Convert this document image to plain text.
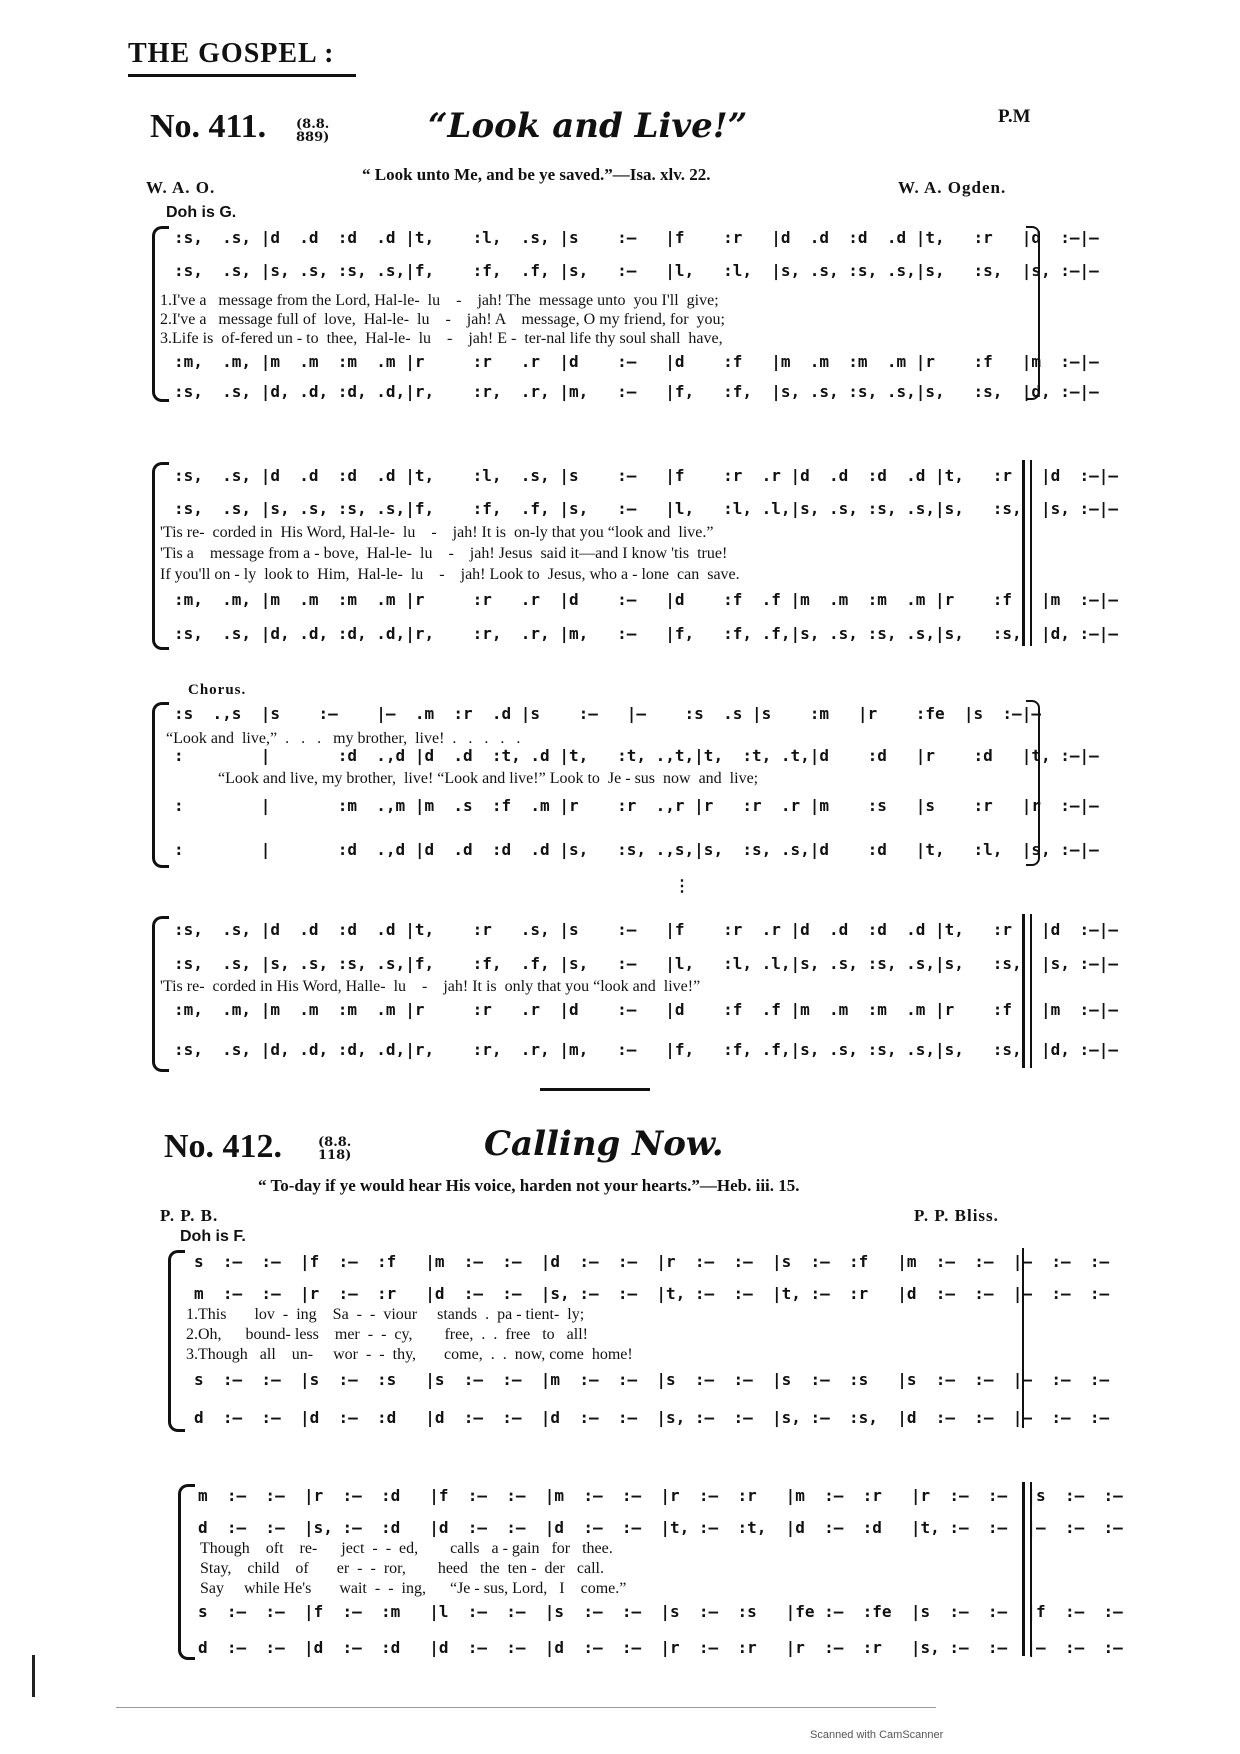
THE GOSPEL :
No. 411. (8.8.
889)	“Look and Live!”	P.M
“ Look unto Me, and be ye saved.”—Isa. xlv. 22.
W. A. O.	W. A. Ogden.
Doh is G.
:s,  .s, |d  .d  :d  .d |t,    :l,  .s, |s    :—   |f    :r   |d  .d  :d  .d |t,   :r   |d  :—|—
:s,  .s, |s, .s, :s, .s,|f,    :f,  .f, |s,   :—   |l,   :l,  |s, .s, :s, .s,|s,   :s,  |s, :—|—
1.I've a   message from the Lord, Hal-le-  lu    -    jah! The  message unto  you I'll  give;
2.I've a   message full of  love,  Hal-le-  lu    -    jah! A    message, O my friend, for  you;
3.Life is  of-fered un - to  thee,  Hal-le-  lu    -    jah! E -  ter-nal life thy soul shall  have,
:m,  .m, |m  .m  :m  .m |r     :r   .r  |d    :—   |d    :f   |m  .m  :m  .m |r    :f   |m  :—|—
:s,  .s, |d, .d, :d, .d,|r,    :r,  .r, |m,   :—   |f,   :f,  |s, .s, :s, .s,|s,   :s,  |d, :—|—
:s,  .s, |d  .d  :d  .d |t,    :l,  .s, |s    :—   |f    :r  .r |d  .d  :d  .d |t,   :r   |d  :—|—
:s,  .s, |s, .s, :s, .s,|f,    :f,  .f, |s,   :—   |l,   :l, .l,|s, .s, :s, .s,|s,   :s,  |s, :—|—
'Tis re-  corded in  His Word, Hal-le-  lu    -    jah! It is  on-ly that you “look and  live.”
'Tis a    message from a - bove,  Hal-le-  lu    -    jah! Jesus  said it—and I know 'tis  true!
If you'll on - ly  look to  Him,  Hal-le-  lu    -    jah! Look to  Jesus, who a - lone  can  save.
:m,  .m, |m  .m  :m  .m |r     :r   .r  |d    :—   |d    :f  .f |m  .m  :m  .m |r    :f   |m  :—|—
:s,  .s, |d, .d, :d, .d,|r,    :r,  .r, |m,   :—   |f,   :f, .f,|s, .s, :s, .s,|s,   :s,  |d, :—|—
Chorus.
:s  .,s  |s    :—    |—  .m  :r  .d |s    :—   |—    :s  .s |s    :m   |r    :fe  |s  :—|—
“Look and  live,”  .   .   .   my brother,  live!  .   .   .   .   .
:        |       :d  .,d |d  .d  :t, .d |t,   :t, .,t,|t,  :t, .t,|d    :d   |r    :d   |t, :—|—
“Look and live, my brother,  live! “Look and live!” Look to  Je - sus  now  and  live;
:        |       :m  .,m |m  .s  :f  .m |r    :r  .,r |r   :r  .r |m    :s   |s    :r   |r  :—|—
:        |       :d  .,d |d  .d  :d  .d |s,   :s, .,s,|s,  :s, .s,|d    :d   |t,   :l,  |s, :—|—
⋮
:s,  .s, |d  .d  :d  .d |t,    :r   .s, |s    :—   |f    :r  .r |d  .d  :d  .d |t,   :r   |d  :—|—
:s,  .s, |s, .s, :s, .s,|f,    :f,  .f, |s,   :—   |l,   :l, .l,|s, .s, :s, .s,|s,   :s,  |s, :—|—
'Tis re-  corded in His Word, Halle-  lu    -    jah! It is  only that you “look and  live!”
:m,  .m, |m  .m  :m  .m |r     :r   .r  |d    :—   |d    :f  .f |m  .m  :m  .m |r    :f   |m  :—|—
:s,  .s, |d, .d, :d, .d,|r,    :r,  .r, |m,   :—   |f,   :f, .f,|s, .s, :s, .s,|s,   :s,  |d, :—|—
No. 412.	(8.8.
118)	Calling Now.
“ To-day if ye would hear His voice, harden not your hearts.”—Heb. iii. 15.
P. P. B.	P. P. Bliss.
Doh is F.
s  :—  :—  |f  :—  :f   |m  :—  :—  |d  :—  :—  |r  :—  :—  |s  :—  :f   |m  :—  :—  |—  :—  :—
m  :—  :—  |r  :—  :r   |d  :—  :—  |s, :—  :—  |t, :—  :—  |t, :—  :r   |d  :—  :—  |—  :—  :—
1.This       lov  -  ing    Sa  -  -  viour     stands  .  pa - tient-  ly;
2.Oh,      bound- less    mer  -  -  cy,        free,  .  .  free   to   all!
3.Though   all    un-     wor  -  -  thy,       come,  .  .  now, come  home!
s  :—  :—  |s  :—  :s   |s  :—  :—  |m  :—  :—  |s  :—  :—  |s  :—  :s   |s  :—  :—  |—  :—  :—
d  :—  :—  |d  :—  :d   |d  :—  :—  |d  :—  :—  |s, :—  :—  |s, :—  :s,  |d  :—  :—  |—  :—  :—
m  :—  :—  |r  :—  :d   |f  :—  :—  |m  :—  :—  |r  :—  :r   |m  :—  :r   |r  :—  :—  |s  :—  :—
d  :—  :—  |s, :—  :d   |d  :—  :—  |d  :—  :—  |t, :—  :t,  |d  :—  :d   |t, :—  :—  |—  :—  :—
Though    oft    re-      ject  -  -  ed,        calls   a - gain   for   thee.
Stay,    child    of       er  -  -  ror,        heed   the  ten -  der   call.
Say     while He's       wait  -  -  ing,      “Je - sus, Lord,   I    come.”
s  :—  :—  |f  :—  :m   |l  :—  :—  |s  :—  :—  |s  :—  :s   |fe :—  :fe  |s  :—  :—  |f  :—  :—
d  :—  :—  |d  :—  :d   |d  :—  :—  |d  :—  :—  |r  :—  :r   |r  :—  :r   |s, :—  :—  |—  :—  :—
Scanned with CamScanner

* * *

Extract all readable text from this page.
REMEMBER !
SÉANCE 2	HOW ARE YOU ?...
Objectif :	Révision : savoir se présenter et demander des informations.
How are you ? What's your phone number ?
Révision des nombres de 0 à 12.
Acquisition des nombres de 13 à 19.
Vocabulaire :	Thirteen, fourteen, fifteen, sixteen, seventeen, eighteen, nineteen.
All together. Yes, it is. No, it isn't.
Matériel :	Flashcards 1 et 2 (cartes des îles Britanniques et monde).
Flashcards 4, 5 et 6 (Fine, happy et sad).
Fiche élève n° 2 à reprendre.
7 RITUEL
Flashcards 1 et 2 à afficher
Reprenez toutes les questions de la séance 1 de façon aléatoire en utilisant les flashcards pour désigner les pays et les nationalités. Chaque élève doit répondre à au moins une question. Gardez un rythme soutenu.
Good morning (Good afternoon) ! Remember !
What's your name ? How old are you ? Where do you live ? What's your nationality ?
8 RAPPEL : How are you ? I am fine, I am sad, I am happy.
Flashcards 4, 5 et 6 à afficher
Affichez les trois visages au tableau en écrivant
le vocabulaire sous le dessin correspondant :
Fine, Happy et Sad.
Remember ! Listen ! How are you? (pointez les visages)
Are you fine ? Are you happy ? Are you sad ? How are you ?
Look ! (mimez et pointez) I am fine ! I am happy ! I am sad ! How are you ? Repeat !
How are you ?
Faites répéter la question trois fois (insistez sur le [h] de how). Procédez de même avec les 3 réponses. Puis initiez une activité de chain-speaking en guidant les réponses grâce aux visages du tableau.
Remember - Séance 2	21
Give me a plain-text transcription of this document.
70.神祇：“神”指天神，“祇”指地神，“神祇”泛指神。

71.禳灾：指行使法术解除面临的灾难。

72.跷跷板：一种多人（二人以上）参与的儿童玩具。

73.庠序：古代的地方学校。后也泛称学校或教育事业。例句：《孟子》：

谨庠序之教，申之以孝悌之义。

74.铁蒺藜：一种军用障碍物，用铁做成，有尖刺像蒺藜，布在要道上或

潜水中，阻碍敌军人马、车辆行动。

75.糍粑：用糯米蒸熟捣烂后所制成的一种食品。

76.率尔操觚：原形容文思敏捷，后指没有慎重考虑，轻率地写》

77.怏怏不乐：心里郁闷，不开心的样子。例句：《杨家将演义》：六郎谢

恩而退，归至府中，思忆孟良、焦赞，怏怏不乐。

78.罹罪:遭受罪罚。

- What the task requires:
Return only those lines of the records that contain the string "question".

- Exercise solution:
Reprenez toutes les questions de la séance 1 de façon aléatoire en utilisant les flashcards pour désigner les pays et les nationalités. Chaque élève doit répondre à au moins une question. Gardez un rythme soutenu.
Faites répéter la question trois fois (insistez sur le [h] de how). Procédez de même avec les 3 réponses. Puis initiez une activité de chain-speaking en guidant les réponses grâce aux visages du tableau.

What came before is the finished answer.